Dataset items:
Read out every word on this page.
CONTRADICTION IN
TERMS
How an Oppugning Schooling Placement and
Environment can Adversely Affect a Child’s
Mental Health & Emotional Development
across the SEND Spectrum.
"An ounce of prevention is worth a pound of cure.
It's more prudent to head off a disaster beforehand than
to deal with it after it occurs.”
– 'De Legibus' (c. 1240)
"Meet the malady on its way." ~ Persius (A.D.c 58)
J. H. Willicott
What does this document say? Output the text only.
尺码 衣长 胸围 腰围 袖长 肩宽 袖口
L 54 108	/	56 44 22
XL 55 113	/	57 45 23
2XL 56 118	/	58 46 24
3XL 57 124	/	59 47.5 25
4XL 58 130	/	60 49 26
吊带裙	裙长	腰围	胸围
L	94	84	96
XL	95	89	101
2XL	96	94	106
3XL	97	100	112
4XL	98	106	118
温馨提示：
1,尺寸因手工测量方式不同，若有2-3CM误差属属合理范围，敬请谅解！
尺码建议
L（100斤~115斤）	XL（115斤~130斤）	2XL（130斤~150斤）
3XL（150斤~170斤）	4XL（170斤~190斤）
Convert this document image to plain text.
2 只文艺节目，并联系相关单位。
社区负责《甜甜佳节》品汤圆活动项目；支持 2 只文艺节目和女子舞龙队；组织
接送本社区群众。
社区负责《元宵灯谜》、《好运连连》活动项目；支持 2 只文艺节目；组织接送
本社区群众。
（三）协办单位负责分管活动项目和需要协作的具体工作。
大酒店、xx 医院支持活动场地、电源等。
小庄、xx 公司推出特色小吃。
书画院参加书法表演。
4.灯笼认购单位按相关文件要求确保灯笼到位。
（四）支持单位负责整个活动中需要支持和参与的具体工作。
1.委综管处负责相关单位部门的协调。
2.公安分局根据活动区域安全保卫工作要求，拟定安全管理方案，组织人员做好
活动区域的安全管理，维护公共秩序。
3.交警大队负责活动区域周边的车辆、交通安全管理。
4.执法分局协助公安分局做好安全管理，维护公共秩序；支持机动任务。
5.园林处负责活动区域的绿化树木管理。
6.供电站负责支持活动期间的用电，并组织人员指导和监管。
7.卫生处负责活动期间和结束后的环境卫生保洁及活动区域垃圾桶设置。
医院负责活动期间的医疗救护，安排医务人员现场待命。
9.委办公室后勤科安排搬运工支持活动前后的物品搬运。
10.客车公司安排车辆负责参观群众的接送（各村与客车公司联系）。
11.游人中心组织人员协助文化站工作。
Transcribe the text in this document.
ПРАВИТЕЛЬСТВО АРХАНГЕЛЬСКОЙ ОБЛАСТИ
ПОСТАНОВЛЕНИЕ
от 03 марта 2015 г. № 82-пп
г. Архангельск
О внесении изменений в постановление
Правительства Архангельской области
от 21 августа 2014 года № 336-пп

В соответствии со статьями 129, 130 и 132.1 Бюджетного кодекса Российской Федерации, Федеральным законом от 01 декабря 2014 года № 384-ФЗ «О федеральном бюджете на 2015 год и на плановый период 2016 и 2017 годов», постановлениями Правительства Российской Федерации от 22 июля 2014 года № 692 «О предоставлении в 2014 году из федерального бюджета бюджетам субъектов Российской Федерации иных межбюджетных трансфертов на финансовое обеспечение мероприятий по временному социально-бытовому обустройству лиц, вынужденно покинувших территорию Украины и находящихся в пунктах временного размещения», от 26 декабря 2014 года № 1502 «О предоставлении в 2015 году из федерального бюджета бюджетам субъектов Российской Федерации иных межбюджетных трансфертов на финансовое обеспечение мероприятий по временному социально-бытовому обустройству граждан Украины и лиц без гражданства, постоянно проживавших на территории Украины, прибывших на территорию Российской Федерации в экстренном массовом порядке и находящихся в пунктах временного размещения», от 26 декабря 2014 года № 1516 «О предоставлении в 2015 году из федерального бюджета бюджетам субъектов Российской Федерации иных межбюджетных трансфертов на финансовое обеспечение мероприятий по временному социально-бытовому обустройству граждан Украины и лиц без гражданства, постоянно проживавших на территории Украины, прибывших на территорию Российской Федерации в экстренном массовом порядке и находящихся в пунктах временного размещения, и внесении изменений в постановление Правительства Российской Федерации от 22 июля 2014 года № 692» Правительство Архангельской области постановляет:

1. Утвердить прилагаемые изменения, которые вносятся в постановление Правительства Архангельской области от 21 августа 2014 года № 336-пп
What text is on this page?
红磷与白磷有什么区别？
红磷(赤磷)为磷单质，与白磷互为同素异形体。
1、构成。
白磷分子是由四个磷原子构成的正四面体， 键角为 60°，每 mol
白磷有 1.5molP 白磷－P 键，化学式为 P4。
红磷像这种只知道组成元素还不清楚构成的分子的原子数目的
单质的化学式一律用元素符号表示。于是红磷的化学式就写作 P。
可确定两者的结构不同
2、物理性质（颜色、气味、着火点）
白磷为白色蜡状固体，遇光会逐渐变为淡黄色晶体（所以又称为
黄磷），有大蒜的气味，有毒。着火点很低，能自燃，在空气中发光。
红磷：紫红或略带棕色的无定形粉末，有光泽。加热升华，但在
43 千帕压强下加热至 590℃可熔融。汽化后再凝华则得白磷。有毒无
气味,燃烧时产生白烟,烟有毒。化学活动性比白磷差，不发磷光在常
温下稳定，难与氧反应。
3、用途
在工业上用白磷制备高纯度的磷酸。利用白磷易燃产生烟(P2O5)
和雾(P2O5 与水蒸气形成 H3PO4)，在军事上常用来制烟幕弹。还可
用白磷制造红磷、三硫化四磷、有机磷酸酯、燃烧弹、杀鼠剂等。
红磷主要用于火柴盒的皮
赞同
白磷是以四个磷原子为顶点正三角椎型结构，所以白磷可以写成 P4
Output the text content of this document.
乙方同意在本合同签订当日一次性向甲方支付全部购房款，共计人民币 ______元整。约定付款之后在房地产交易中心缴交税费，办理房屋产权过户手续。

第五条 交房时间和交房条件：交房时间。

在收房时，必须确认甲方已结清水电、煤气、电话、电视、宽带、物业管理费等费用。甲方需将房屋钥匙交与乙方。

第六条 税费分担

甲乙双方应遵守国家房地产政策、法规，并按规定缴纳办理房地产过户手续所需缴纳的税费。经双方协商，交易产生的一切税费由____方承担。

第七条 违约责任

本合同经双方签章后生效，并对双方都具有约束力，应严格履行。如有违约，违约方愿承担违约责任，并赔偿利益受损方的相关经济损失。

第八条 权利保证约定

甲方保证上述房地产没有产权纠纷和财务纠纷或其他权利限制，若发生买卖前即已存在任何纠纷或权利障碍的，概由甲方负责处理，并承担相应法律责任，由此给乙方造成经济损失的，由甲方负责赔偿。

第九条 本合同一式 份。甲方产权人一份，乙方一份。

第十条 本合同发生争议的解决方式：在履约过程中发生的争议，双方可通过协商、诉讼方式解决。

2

▸ **Written request**
Without omitting anything, output the entries exactly.

▸ **Correct answer**
Read out every word on this page.
CONTRADICTION IN
TERMS
How an Oppugning Schooling Placement and
Environment can Adversely Affect a Child’s
Mental Health & Emotional Development
across the SEND Spectrum.
"An ounce of prevention is worth a pound of cure.
It's more prudent to head off a disaster beforehand than
to deal with it after it occurs.”
– 'De Legibus' (c. 1240)
"Meet the malady on its way." ~ Persius (A.D.c 58)
J. H. Willicott
What does this document say? Output the text only.
尺码 衣长 胸围 腰围 袖长 肩宽 袖口
L 54 108	/	56 44 22
XL 55 113	/	57 45 23
2XL 56 118	/	58 46 24
3XL 57 124	/	59 47.5 25
4XL 58 130	/	60 49 26
吊带裙	裙长	腰围	胸围
L	94	84	96
XL	95	89	101
2XL	96	94	106
3XL	97	100	112
4XL	98	106	118
温馨提示：
1,尺寸因手工测量方式不同，若有2-3CM误差属属合理范围，敬请谅解！
尺码建议
L（100斤~115斤）	XL（115斤~130斤）	2XL（130斤~150斤）
3XL（150斤~170斤）	4XL（170斤~190斤）
Convert this document image to plain text.
2 只文艺节目，并联系相关单位。
社区负责《甜甜佳节》品汤圆活动项目；支持 2 只文艺节目和女子舞龙队；组织
接送本社区群众。
社区负责《元宵灯谜》、《好运连连》活动项目；支持 2 只文艺节目；组织接送
本社区群众。
（三）协办单位负责分管活动项目和需要协作的具体工作。
大酒店、xx 医院支持活动场地、电源等。
小庄、xx 公司推出特色小吃。
书画院参加书法表演。
4.灯笼认购单位按相关文件要求确保灯笼到位。
（四）支持单位负责整个活动中需要支持和参与的具体工作。
1.委综管处负责相关单位部门的协调。
2.公安分局根据活动区域安全保卫工作要求，拟定安全管理方案，组织人员做好
活动区域的安全管理，维护公共秩序。
3.交警大队负责活动区域周边的车辆、交通安全管理。
4.执法分局协助公安分局做好安全管理，维护公共秩序；支持机动任务。
5.园林处负责活动区域的绿化树木管理。
6.供电站负责支持活动期间的用电，并组织人员指导和监管。
7.卫生处负责活动期间和结束后的环境卫生保洁及活动区域垃圾桶设置。
医院负责活动期间的医疗救护，安排医务人员现场待命。
9.委办公室后勤科安排搬运工支持活动前后的物品搬运。
10.客车公司安排车辆负责参观群众的接送（各村与客车公司联系）。
11.游人中心组织人员协助文化站工作。
Transcribe the text in this document.
ПРАВИТЕЛЬСТВО АРХАНГЕЛЬСКОЙ ОБЛАСТИ
ПОСТАНОВЛЕНИЕ
от 03 марта 2015 г. № 82-пп
г. Архангельск
О внесении изменений в постановление
Правительства Архангельской области
от 21 августа 2014 года № 336-пп

В соответствии со статьями 129, 130 и 132.1 Бюджетного кодекса Российской Федерации, Федеральным законом от 01 декабря 2014 года № 384-ФЗ «О федеральном бюджете на 2015 год и на плановый период 2016 и 2017 годов», постановлениями Правительства Российской Федерации от 22 июля 2014 года № 692 «О предоставлении в 2014 году из федерального бюджета бюджетам субъектов Российской Федерации иных межбюджетных трансфертов на финансовое обеспечение мероприятий по временному социально-бытовому обустройству лиц, вынужденно покинувших территорию Украины и находящихся в пунктах временного размещения», от 26 декабря 2014 года № 1502 «О предоставлении в 2015 году из федерального бюджета бюджетам субъектов Российской Федерации иных межбюджетных трансфертов на финансовое обеспечение мероприятий по временному социально-бытовому обустройству граждан Украины и лиц без гражданства, постоянно проживавших на территории Украины, прибывших на территорию Российской Федерации в экстренном массовом порядке и находящихся в пунктах временного размещения», от 26 декабря 2014 года № 1516 «О предоставлении в 2015 году из федерального бюджета бюджетам субъектов Российской Федерации иных межбюджетных трансфертов на финансовое обеспечение мероприятий по временному социально-бытовому обустройству граждан Украины и лиц без гражданства, постоянно проживавших на территории Украины, прибывших на территорию Российской Федерации в экстренном массовом порядке и находящихся в пунктах временного размещения, и внесении изменений в постановление Правительства Российской Федерации от 22 июля 2014 года № 692» Правительство Архангельской области постановляет:

1. Утвердить прилагаемые изменения, которые вносятся в постановление Правительства Архангельской области от 21 августа 2014 года № 336-пп
What text is on this page?
红磷与白磷有什么区别？
红磷(赤磷)为磷单质，与白磷互为同素异形体。
1、构成。
白磷分子是由四个磷原子构成的正四面体， 键角为 60°，每 mol
白磷有 1.5molP 白磷－P 键，化学式为 P4。
红磷像这种只知道组成元素还不清楚构成的分子的原子数目的
单质的化学式一律用元素符号表示。于是红磷的化学式就写作 P。
可确定两者的结构不同
2、物理性质（颜色、气味、着火点）
白磷为白色蜡状固体，遇光会逐渐变为淡黄色晶体（所以又称为
黄磷），有大蒜的气味，有毒。着火点很低，能自燃，在空气中发光。
红磷：紫红或略带棕色的无定形粉末，有光泽。加热升华，但在
43 千帕压强下加热至 590℃可熔融。汽化后再凝华则得白磷。有毒无
气味,燃烧时产生白烟,烟有毒。化学活动性比白磷差，不发磷光在常
温下稳定，难与氧反应。
3、用途
在工业上用白磷制备高纯度的磷酸。利用白磷易燃产生烟(P2O5)
和雾(P2O5 与水蒸气形成 H3PO4)，在军事上常用来制烟幕弹。还可
用白磷制造红磷、三硫化四磷、有机磷酸酯、燃烧弹、杀鼠剂等。
红磷主要用于火柴盒的皮
赞同
白磷是以四个磷原子为顶点正三角椎型结构，所以白磷可以写成 P4
Output the text content of this document.
乙方同意在本合同签订当日一次性向甲方支付全部购房款，共计人民币 ______元整。约定付款之后在房地产交易中心缴交税费，办理房屋产权过户手续。

第五条 交房时间和交房条件：交房时间。

在收房时，必须确认甲方已结清水电、煤气、电话、电视、宽带、物业管理费等费用。甲方需将房屋钥匙交与乙方。

第六条 税费分担

甲乙双方应遵守国家房地产政策、法规，并按规定缴纳办理房地产过户手续所需缴纳的税费。经双方协商，交易产生的一切税费由____方承担。

第七条 违约责任

本合同经双方签章后生效，并对双方都具有约束力，应严格履行。如有违约，违约方愿承担违约责任，并赔偿利益受损方的相关经济损失。

第八条 权利保证约定

甲方保证上述房地产没有产权纠纷和财务纠纷或其他权利限制，若发生买卖前即已存在任何纠纷或权利障碍的，概由甲方负责处理，并承担相应法律责任，由此给乙方造成经济损失的，由甲方负责赔偿。

第九条 本合同一式 份。甲方产权人一份，乙方一份。

第十条 本合同发生争议的解决方式：在履约过程中发生的争议，双方可通过协商、诉讼方式解决。

2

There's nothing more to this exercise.